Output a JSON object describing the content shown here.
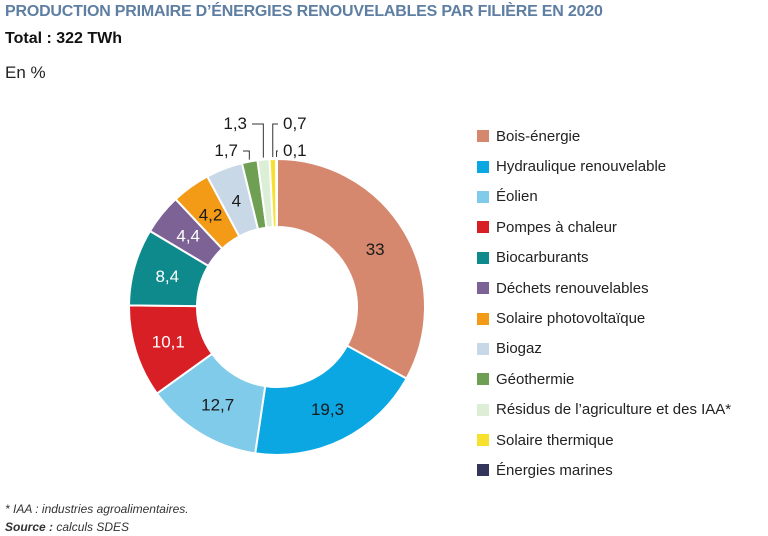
{
  "header": {
    "title": "PRODUCTION PRIMAIRE D’ÉNERGIES RENOUVELABLES PAR FILIÈRE EN 2020",
    "total": "Total : 322 TWh",
    "unit": "En %"
  },
  "footer": {
    "footnote": "* IAA : industries agroalimentaires.",
    "source_label": "Source :",
    "source_text": " calculs SDES"
  },
  "chart_data": {
    "type": "pie",
    "donut": true,
    "title": "PRODUCTION PRIMAIRE D’ÉNERGIES RENOUVELABLES PAR FILIÈRE EN 2020",
    "unit": "En %",
    "legend_position": "right",
    "slices": [
      {
        "name": "Bois-énergie",
        "value": 33,
        "label": "33",
        "color": "#d5886e",
        "label_color": "#1a1a1a"
      },
      {
        "name": "Hydraulique renouvelable",
        "value": 19.3,
        "label": "19,3",
        "color": "#0aa7e3",
        "label_color": "#1a1a1a"
      },
      {
        "name": "Éolien",
        "value": 12.7,
        "label": "12,7",
        "color": "#80cbe9",
        "label_color": "#1a1a1a"
      },
      {
        "name": "Pompes à chaleur",
        "value": 10.1,
        "label": "10,1",
        "color": "#d91f26",
        "label_color": "#ffffff"
      },
      {
        "name": "Biocarburants",
        "value": 8.4,
        "label": "8,4",
        "color": "#0e8a8c",
        "label_color": "#ffffff"
      },
      {
        "name": "Déchets renouvelables",
        "value": 4.4,
        "label": "4,4",
        "color": "#7c6295",
        "label_color": "#ffffff"
      },
      {
        "name": "Solaire photovoltaïque",
        "value": 4.2,
        "label": "4,2",
        "color": "#f39a16",
        "label_color": "#1a1a1a"
      },
      {
        "name": "Biogaz",
        "value": 4,
        "label": "4",
        "color": "#c8d8e6",
        "label_color": "#1a1a1a"
      },
      {
        "name": "Géothermie",
        "value": 1.7,
        "label": "1,7",
        "color": "#6f9f52",
        "label_color": "#1a1a1a"
      },
      {
        "name": "Résidus de l’agriculture et des IAA*",
        "value": 1.3,
        "label": "1,3",
        "color": "#dcefd6",
        "label_color": "#1a1a1a"
      },
      {
        "name": "Solaire thermique",
        "value": 0.7,
        "label": "0,7",
        "color": "#f8e12d",
        "label_color": "#1a1a1a"
      },
      {
        "name": "Énergies marines",
        "value": 0.1,
        "label": "0,1",
        "color": "#34355a",
        "label_color": "#1a1a1a"
      }
    ]
  }
}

**Required work:** Identify the lines in the entries that hold "value" and return each one.

**Reply to the task:**
        "value": 33,
        "value": 19.3,
        "value": 12.7,
        "value": 10.1,
        "value": 8.4,
        "value": 4.4,
        "value": 4.2,
        "value": 4,
        "value": 1.7,
        "value": 1.3,
        "value": 0.7,
        "value": 0.1,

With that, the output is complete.